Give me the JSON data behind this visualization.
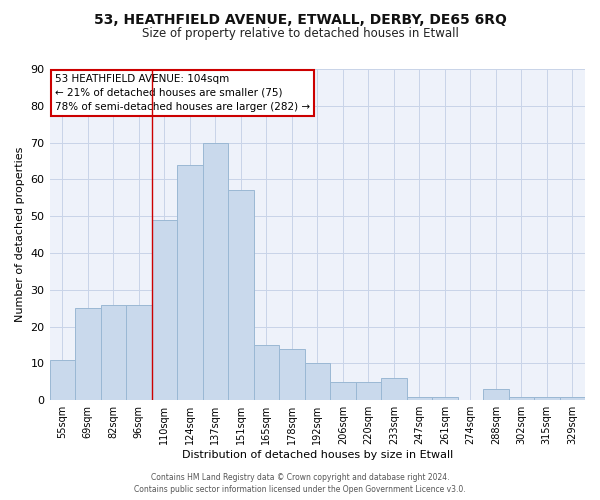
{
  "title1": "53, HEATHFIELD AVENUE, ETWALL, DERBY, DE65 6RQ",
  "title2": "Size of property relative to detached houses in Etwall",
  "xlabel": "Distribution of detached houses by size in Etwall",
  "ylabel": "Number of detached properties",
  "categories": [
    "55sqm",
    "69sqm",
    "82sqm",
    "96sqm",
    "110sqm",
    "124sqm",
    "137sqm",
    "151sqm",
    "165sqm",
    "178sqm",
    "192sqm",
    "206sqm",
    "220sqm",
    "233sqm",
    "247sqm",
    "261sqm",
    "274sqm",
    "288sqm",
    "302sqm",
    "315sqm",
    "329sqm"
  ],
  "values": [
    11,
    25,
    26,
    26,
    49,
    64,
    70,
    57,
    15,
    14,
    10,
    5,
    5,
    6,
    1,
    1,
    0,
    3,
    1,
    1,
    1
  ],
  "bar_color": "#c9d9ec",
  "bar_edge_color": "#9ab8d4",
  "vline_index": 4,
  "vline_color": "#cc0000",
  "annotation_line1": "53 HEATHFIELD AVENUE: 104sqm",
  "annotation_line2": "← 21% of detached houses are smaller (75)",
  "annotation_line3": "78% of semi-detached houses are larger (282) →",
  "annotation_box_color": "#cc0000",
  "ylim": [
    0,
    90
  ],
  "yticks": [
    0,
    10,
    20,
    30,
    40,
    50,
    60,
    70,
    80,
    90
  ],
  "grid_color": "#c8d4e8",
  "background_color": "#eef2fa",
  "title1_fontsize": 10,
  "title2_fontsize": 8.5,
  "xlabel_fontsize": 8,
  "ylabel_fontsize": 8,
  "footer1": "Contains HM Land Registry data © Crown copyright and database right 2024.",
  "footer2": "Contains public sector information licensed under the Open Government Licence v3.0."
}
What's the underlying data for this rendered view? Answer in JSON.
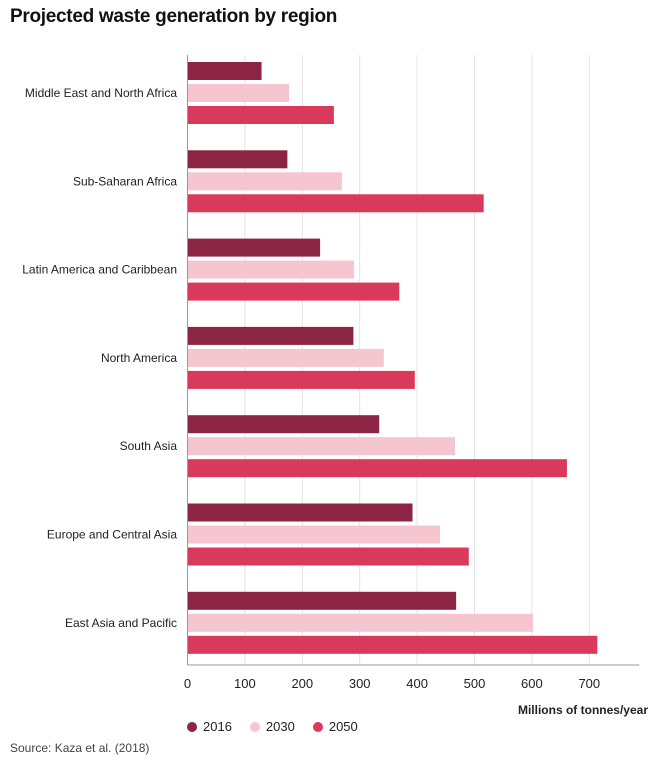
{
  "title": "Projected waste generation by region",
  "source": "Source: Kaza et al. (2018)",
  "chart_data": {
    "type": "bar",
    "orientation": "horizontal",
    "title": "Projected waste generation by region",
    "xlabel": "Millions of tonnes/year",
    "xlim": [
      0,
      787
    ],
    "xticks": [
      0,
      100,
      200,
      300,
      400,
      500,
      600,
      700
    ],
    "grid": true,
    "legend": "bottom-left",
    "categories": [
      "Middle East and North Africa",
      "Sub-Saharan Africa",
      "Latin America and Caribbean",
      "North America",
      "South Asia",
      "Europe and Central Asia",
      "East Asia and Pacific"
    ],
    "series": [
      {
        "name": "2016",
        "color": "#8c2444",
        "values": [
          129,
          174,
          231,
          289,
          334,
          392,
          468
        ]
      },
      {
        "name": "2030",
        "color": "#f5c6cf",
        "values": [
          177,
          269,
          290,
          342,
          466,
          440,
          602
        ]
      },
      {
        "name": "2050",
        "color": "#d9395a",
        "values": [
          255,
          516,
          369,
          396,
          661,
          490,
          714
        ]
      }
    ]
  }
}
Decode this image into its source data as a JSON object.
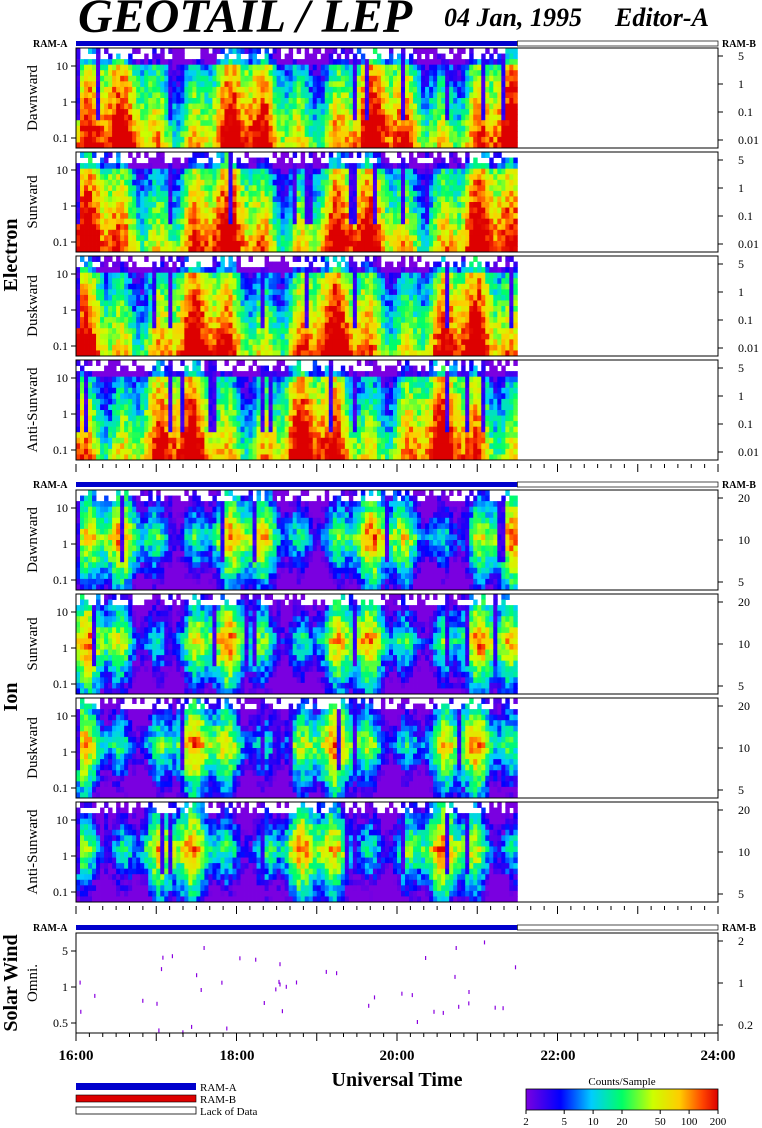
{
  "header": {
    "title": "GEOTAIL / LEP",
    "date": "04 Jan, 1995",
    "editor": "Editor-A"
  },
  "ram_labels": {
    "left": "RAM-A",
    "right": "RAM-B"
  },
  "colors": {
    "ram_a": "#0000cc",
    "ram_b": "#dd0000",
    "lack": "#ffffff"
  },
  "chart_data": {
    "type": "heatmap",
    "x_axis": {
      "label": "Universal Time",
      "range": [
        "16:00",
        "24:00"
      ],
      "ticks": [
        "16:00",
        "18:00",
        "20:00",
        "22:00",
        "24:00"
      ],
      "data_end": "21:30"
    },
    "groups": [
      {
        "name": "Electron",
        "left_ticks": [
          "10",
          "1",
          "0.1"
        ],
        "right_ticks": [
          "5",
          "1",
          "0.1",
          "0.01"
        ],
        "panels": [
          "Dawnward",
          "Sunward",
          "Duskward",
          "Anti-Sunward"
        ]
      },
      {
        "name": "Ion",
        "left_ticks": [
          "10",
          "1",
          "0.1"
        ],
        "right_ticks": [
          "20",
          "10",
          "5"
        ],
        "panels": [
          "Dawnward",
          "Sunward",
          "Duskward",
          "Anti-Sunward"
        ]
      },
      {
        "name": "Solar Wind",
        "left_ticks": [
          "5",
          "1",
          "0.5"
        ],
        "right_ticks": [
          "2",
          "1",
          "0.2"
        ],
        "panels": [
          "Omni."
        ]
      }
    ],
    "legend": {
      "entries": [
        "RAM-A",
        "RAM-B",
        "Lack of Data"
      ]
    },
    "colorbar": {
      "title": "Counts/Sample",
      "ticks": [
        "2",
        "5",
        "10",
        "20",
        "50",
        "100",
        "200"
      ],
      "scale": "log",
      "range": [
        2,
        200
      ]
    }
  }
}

## [Goal]
What you return should match the records above word for word, minus the pictures.

## [Written solution]
Give me the JSON data behind this visualization.
{
  "title1": "53, HEATHFIELD AVENUE, ETWALL, DERBY, DE65 6RQ",
  "title2": "Size of property relative to detached houses in Etwall",
  "xlabel": "Distribution of detached houses by size in Etwall",
  "ylabel": "Number of detached properties",
  "categories": [
    "55sqm",
    "69sqm",
    "82sqm",
    "96sqm",
    "110sqm",
    "124sqm",
    "137sqm",
    "151sqm",
    "165sqm",
    "178sqm",
    "192sqm",
    "206sqm",
    "220sqm",
    "233sqm",
    "247sqm",
    "261sqm",
    "274sqm",
    "288sqm",
    "302sqm",
    "315sqm",
    "329sqm"
  ],
  "values": [
    11,
    25,
    26,
    26,
    49,
    64,
    70,
    57,
    15,
    14,
    10,
    5,
    5,
    6,
    1,
    1,
    0,
    3,
    1,
    1,
    1
  ],
  "bar_color": "#c9d9ec",
  "bar_edge_color": "#9ab8d4",
  "vline_index": 4,
  "vline_color": "#cc0000",
  "annotation_line1": "53 HEATHFIELD AVENUE: 104sqm",
  "annotation_line2": "← 21% of detached houses are smaller (75)",
  "annotation_line3": "78% of semi-detached houses are larger (282) →",
  "annotation_box_color": "#cc0000",
  "ylim": [
    0,
    90
  ],
  "yticks": [
    0,
    10,
    20,
    30,
    40,
    50,
    60,
    70,
    80,
    90
  ],
  "grid_color": "#c8d4e8",
  "background_color": "#eef2fa",
  "title1_fontsize": 10,
  "title2_fontsize": 8.5,
  "xlabel_fontsize": 8,
  "ylabel_fontsize": 8,
  "footer1": "Contains HM Land Registry data © Crown copyright and database right 2024.",
  "footer2": "Contains public sector information licensed under the Open Government Licence v3.0."
}
What's the underlying data for this rendered view? Answer in JSON.
{
  "title": "Projected waste generation by region",
  "source": "Source: Kaza et al. (2018)",
  "chart_data": {
    "type": "bar",
    "orientation": "horizontal",
    "title": "Projected waste generation by region",
    "xlabel": "Millions of tonnes/year",
    "xlim": [
      0,
      787
    ],
    "xticks": [
      0,
      100,
      200,
      300,
      400,
      500,
      600,
      700
    ],
    "grid": true,
    "legend": "bottom-left",
    "categories": [
      "Middle East and North Africa",
      "Sub-Saharan Africa",
      "Latin America and Caribbean",
      "North America",
      "South Asia",
      "Europe and Central Asia",
      "East Asia and Pacific"
    ],
    "series": [
      {
        "name": "2016",
        "color": "#8c2444",
        "values": [
          129,
          174,
          231,
          289,
          334,
          392,
          468
        ]
      },
      {
        "name": "2030",
        "color": "#f5c6cf",
        "values": [
          177,
          269,
          290,
          342,
          466,
          440,
          602
        ]
      },
      {
        "name": "2050",
        "color": "#d9395a",
        "values": [
          255,
          516,
          369,
          396,
          661,
          490,
          714
        ]
      }
    ]
  }
}
Decode this image into its source data as a JSON object.
{
  "header": {
    "title": "GEOTAIL / LEP",
    "date": "04 Jan, 1995",
    "editor": "Editor-A"
  },
  "ram_labels": {
    "left": "RAM-A",
    "right": "RAM-B"
  },
  "colors": {
    "ram_a": "#0000cc",
    "ram_b": "#dd0000",
    "lack": "#ffffff"
  },
  "chart_data": {
    "type": "heatmap",
    "x_axis": {
      "label": "Universal Time",
      "range": [
        "16:00",
        "24:00"
      ],
      "ticks": [
        "16:00",
        "18:00",
        "20:00",
        "22:00",
        "24:00"
      ],
      "data_end": "21:30"
    },
    "groups": [
      {
        "name": "Electron",
        "left_ticks": [
          "10",
          "1",
          "0.1"
        ],
        "right_ticks": [
          "5",
          "1",
          "0.1",
          "0.01"
        ],
        "panels": [
          "Dawnward",
          "Sunward",
          "Duskward",
          "Anti-Sunward"
        ]
      },
      {
        "name": "Ion",
        "left_ticks": [
          "10",
          "1",
          "0.1"
        ],
        "right_ticks": [
          "20",
          "10",
          "5"
        ],
        "panels": [
          "Dawnward",
          "Sunward",
          "Duskward",
          "Anti-Sunward"
        ]
      },
      {
        "name": "Solar Wind",
        "left_ticks": [
          "5",
          "1",
          "0.5"
        ],
        "right_ticks": [
          "2",
          "1",
          "0.2"
        ],
        "panels": [
          "Omni."
        ]
      }
    ],
    "legend": {
      "entries": [
        "RAM-A",
        "RAM-B",
        "Lack of Data"
      ]
    },
    "colorbar": {
      "title": "Counts/Sample",
      "ticks": [
        "2",
        "5",
        "10",
        "20",
        "50",
        "100",
        "200"
      ],
      "scale": "log",
      "range": [
        2,
        200
      ]
    }
  }
}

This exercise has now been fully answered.